◆ ROWS:

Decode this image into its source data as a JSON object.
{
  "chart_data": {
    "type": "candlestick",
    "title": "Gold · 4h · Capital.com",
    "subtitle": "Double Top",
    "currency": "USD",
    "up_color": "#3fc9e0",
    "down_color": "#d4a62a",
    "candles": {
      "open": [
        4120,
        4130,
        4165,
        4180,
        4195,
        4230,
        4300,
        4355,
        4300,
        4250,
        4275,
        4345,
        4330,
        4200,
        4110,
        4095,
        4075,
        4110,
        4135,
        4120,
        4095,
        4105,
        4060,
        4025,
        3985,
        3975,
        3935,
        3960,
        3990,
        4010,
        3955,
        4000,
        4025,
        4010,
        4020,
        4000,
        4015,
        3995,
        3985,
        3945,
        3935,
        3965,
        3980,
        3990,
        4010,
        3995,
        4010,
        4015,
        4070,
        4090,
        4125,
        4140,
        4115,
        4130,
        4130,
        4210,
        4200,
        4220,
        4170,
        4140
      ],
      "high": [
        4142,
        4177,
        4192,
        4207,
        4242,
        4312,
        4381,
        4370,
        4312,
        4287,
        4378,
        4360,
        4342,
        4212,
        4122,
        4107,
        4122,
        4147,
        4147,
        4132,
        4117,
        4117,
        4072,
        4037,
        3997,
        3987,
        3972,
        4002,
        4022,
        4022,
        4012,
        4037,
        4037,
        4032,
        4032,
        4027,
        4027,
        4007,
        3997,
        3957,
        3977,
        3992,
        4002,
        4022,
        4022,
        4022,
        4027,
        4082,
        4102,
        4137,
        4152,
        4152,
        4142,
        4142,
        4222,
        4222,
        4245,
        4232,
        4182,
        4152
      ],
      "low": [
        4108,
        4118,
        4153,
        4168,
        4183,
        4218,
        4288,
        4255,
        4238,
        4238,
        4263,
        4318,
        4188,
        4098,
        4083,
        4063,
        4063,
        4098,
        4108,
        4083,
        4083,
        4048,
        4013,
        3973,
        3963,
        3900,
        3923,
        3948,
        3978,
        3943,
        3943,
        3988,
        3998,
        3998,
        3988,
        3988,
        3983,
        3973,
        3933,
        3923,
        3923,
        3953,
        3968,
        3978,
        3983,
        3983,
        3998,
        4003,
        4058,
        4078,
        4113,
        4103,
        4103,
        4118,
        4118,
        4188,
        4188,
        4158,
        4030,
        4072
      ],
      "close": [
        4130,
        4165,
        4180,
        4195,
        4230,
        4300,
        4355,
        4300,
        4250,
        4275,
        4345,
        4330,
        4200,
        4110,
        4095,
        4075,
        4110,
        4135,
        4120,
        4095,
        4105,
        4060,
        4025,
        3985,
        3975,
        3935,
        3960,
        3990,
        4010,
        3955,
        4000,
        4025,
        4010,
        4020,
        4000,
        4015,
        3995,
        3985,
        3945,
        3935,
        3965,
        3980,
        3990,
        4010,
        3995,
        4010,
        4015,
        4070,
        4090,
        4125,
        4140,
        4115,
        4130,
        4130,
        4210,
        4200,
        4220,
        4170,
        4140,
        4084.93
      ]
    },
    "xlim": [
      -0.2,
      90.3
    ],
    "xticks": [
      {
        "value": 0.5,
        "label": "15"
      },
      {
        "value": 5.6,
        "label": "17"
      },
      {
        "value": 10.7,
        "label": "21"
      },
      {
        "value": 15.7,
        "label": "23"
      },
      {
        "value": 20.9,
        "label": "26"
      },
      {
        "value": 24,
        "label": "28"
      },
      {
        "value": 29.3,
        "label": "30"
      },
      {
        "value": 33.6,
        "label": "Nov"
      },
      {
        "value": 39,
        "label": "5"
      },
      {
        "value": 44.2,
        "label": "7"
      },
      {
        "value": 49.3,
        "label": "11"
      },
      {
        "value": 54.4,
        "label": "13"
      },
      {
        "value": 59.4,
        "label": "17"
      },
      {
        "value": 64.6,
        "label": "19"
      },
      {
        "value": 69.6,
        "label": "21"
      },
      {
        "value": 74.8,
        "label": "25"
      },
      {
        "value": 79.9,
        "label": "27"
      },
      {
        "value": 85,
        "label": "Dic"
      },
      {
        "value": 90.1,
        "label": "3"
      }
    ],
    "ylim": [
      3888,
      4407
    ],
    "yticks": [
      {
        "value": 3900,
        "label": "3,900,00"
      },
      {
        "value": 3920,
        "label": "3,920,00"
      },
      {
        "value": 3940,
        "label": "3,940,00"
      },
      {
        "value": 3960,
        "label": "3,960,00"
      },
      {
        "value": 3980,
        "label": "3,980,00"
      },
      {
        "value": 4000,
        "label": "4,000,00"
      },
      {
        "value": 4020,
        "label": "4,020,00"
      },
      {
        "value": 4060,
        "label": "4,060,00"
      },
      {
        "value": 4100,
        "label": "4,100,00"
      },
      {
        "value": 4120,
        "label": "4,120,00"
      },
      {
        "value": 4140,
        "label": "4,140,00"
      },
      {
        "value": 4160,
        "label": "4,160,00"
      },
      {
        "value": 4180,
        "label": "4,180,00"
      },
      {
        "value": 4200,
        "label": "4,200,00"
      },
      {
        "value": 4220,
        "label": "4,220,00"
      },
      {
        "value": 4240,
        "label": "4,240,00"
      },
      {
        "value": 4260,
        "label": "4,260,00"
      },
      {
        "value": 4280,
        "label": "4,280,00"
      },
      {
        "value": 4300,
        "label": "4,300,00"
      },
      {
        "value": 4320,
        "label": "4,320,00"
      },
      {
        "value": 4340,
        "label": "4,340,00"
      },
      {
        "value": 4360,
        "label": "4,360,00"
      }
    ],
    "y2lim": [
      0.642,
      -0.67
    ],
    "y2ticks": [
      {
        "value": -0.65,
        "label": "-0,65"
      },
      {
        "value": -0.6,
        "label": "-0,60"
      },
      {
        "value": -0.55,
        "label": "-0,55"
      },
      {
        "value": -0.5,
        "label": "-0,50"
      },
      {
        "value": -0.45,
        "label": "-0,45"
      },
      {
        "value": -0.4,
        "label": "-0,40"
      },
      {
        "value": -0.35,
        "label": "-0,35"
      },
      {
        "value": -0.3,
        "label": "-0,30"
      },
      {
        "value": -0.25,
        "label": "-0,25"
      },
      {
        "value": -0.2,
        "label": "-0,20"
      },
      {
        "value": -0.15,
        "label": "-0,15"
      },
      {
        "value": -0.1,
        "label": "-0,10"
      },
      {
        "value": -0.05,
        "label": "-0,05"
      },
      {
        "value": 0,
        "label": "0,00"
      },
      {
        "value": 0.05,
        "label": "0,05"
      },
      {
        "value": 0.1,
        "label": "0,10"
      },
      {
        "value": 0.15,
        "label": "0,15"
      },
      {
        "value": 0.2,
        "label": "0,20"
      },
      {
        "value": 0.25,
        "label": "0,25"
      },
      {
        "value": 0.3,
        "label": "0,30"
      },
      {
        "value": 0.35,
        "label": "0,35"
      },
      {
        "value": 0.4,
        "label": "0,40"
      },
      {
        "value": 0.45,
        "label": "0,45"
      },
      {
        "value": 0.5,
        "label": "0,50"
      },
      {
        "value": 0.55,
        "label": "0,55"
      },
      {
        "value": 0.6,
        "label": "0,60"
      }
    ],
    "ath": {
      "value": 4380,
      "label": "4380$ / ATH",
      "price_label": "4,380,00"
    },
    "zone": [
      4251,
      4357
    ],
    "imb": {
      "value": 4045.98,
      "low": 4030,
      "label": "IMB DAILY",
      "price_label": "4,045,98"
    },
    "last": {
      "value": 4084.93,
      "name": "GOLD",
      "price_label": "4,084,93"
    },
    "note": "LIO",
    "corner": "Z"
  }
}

◆ WHAT YOU HAVE TO DO:
Restate all of the entries above precisely.

◆ EXERCISE RESPONSE:
Decode this image into its source data as a JSON object.
{
  "chart_data": {
    "type": "candlestick",
    "title": "Gold · 4h · Capital.com",
    "subtitle": "Double Top",
    "currency": "USD",
    "up_color": "#3fc9e0",
    "down_color": "#d4a62a",
    "candles": {
      "open": [
        4120,
        4130,
        4165,
        4180,
        4195,
        4230,
        4300,
        4355,
        4300,
        4250,
        4275,
        4345,
        4330,
        4200,
        4110,
        4095,
        4075,
        4110,
        4135,
        4120,
        4095,
        4105,
        4060,
        4025,
        3985,
        3975,
        3935,
        3960,
        3990,
        4010,
        3955,
        4000,
        4025,
        4010,
        4020,
        4000,
        4015,
        3995,
        3985,
        3945,
        3935,
        3965,
        3980,
        3990,
        4010,
        3995,
        4010,
        4015,
        4070,
        4090,
        4125,
        4140,
        4115,
        4130,
        4130,
        4210,
        4200,
        4220,
        4170,
        4140
      ],
      "high": [
        4142,
        4177,
        4192,
        4207,
        4242,
        4312,
        4381,
        4370,
        4312,
        4287,
        4378,
        4360,
        4342,
        4212,
        4122,
        4107,
        4122,
        4147,
        4147,
        4132,
        4117,
        4117,
        4072,
        4037,
        3997,
        3987,
        3972,
        4002,
        4022,
        4022,
        4012,
        4037,
        4037,
        4032,
        4032,
        4027,
        4027,
        4007,
        3997,
        3957,
        3977,
        3992,
        4002,
        4022,
        4022,
        4022,
        4027,
        4082,
        4102,
        4137,
        4152,
        4152,
        4142,
        4142,
        4222,
        4222,
        4245,
        4232,
        4182,
        4152
      ],
      "low": [
        4108,
        4118,
        4153,
        4168,
        4183,
        4218,
        4288,
        4255,
        4238,
        4238,
        4263,
        4318,
        4188,
        4098,
        4083,
        4063,
        4063,
        4098,
        4108,
        4083,
        4083,
        4048,
        4013,
        3973,
        3963,
        3900,
        3923,
        3948,
        3978,
        3943,
        3943,
        3988,
        3998,
        3998,
        3988,
        3988,
        3983,
        3973,
        3933,
        3923,
        3923,
        3953,
        3968,
        3978,
        3983,
        3983,
        3998,
        4003,
        4058,
        4078,
        4113,
        4103,
        4103,
        4118,
        4118,
        4188,
        4188,
        4158,
        4030,
        4072
      ],
      "close": [
        4130,
        4165,
        4180,
        4195,
        4230,
        4300,
        4355,
        4300,
        4250,
        4275,
        4345,
        4330,
        4200,
        4110,
        4095,
        4075,
        4110,
        4135,
        4120,
        4095,
        4105,
        4060,
        4025,
        3985,
        3975,
        3935,
        3960,
        3990,
        4010,
        3955,
        4000,
        4025,
        4010,
        4020,
        4000,
        4015,
        3995,
        3985,
        3945,
        3935,
        3965,
        3980,
        3990,
        4010,
        3995,
        4010,
        4015,
        4070,
        4090,
        4125,
        4140,
        4115,
        4130,
        4130,
        4210,
        4200,
        4220,
        4170,
        4140,
        4084.93
      ]
    },
    "xlim": [
      -0.2,
      90.3
    ],
    "xticks": [
      {
        "value": 0.5,
        "label": "15"
      },
      {
        "value": 5.6,
        "label": "17"
      },
      {
        "value": 10.7,
        "label": "21"
      },
      {
        "value": 15.7,
        "label": "23"
      },
      {
        "value": 20.9,
        "label": "26"
      },
      {
        "value": 24,
        "label": "28"
      },
      {
        "value": 29.3,
        "label": "30"
      },
      {
        "value": 33.6,
        "label": "Nov"
      },
      {
        "value": 39,
        "label": "5"
      },
      {
        "value": 44.2,
        "label": "7"
      },
      {
        "value": 49.3,
        "label": "11"
      },
      {
        "value": 54.4,
        "label": "13"
      },
      {
        "value": 59.4,
        "label": "17"
      },
      {
        "value": 64.6,
        "label": "19"
      },
      {
        "value": 69.6,
        "label": "21"
      },
      {
        "value": 74.8,
        "label": "25"
      },
      {
        "value": 79.9,
        "label": "27"
      },
      {
        "value": 85,
        "label": "Dic"
      },
      {
        "value": 90.1,
        "label": "3"
      }
    ],
    "ylim": [
      3888,
      4407
    ],
    "yticks": [
      {
        "value": 3900,
        "label": "3,900,00"
      },
      {
        "value": 3920,
        "label": "3,920,00"
      },
      {
        "value": 3940,
        "label": "3,940,00"
      },
      {
        "value": 3960,
        "label": "3,960,00"
      },
      {
        "value": 3980,
        "label": "3,980,00"
      },
      {
        "value": 4000,
        "label": "4,000,00"
      },
      {
        "value": 4020,
        "label": "4,020,00"
      },
      {
        "value": 4060,
        "label": "4,060,00"
      },
      {
        "value": 4100,
        "label": "4,100,00"
      },
      {
        "value": 4120,
        "label": "4,120,00"
      },
      {
        "value": 4140,
        "label": "4,140,00"
      },
      {
        "value": 4160,
        "label": "4,160,00"
      },
      {
        "value": 4180,
        "label": "4,180,00"
      },
      {
        "value": 4200,
        "label": "4,200,00"
      },
      {
        "value": 4220,
        "label": "4,220,00"
      },
      {
        "value": 4240,
        "label": "4,240,00"
      },
      {
        "value": 4260,
        "label": "4,260,00"
      },
      {
        "value": 4280,
        "label": "4,280,00"
      },
      {
        "value": 4300,
        "label": "4,300,00"
      },
      {
        "value": 4320,
        "label": "4,320,00"
      },
      {
        "value": 4340,
        "label": "4,340,00"
      },
      {
        "value": 4360,
        "label": "4,360,00"
      }
    ],
    "y2lim": [
      0.642,
      -0.67
    ],
    "y2ticks": [
      {
        "value": -0.65,
        "label": "-0,65"
      },
      {
        "value": -0.6,
        "label": "-0,60"
      },
      {
        "value": -0.55,
        "label": "-0,55"
      },
      {
        "value": -0.5,
        "label": "-0,50"
      },
      {
        "value": -0.45,
        "label": "-0,45"
      },
      {
        "value": -0.4,
        "label": "-0,40"
      },
      {
        "value": -0.35,
        "label": "-0,35"
      },
      {
        "value": -0.3,
        "label": "-0,30"
      },
      {
        "value": -0.25,
        "label": "-0,25"
      },
      {
        "value": -0.2,
        "label": "-0,20"
      },
      {
        "value": -0.15,
        "label": "-0,15"
      },
      {
        "value": -0.1,
        "label": "-0,10"
      },
      {
        "value": -0.05,
        "label": "-0,05"
      },
      {
        "value": 0,
        "label": "0,00"
      },
      {
        "value": 0.05,
        "label": "0,05"
      },
      {
        "value": 0.1,
        "label": "0,10"
      },
      {
        "value": 0.15,
        "label": "0,15"
      },
      {
        "value": 0.2,
        "label": "0,20"
      },
      {
        "value": 0.25,
        "label": "0,25"
      },
      {
        "value": 0.3,
        "label": "0,30"
      },
      {
        "value": 0.35,
        "label": "0,35"
      },
      {
        "value": 0.4,
        "label": "0,40"
      },
      {
        "value": 0.45,
        "label": "0,45"
      },
      {
        "value": 0.5,
        "label": "0,50"
      },
      {
        "value": 0.55,
        "label": "0,55"
      },
      {
        "value": 0.6,
        "label": "0,60"
      }
    ],
    "ath": {
      "value": 4380,
      "label": "4380$ / ATH",
      "price_label": "4,380,00"
    },
    "zone": [
      4251,
      4357
    ],
    "imb": {
      "value": 4045.98,
      "low": 4030,
      "label": "IMB DAILY",
      "price_label": "4,045,98"
    },
    "last": {
      "value": 4084.93,
      "name": "GOLD",
      "price_label": "4,084,93"
    },
    "note": "LIO",
    "corner": "Z"
  }
}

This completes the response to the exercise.